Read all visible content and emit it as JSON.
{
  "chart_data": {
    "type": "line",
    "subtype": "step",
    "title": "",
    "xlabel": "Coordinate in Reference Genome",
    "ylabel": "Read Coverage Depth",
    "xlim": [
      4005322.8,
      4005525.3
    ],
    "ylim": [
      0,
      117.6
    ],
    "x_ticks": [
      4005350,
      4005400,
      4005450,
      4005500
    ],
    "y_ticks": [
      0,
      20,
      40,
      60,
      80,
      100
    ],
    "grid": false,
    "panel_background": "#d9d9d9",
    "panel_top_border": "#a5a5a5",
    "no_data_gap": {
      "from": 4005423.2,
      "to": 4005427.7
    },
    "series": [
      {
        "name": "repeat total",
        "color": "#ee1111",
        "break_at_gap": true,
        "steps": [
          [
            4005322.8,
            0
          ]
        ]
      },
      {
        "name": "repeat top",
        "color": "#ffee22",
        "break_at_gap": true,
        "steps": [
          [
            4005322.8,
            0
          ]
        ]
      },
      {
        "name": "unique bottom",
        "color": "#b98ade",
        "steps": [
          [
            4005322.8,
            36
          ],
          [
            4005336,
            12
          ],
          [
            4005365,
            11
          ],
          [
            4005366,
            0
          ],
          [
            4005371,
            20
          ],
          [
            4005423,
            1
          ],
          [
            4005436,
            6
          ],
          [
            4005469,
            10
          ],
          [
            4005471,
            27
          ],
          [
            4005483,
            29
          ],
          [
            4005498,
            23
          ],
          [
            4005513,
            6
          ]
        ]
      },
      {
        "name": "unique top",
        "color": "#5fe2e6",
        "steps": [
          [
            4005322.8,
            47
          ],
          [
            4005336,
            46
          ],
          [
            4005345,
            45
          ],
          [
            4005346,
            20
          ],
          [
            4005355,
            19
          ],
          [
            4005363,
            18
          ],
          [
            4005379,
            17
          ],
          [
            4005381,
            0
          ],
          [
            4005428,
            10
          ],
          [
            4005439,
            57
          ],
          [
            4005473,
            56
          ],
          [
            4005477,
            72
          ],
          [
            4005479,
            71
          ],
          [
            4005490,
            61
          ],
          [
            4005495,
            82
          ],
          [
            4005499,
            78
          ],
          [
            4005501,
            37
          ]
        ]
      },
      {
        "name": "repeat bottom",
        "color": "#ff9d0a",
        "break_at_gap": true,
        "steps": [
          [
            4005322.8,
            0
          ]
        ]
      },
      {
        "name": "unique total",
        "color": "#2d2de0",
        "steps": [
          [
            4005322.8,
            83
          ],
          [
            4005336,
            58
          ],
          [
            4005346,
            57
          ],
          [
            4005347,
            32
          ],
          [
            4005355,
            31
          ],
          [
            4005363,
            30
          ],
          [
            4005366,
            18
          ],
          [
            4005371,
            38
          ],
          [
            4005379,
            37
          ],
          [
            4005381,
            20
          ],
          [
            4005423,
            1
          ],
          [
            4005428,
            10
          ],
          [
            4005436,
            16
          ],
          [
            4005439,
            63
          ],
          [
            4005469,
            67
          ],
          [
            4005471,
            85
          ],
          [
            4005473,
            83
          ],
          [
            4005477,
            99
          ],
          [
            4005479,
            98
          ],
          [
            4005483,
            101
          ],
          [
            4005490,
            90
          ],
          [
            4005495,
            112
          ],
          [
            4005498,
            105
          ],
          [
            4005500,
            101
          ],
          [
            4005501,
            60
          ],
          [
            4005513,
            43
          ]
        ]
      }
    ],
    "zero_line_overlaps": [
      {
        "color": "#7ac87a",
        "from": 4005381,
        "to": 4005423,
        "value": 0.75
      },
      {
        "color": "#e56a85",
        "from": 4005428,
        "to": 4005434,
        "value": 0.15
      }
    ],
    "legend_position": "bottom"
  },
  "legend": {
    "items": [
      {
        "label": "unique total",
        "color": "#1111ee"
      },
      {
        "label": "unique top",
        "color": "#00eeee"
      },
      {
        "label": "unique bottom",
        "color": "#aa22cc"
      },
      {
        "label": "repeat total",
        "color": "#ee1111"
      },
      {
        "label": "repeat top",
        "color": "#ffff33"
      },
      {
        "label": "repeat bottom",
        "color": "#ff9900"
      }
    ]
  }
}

YOUR GOAL: Search the data above and return each line in which "bottom" occurs.

ANSWER TO THE PROBLEM:
        "name": "unique bottom",
        "name": "repeat bottom",
    "legend_position": "bottom"
        "label": "unique bottom",
        "label": "repeat bottom",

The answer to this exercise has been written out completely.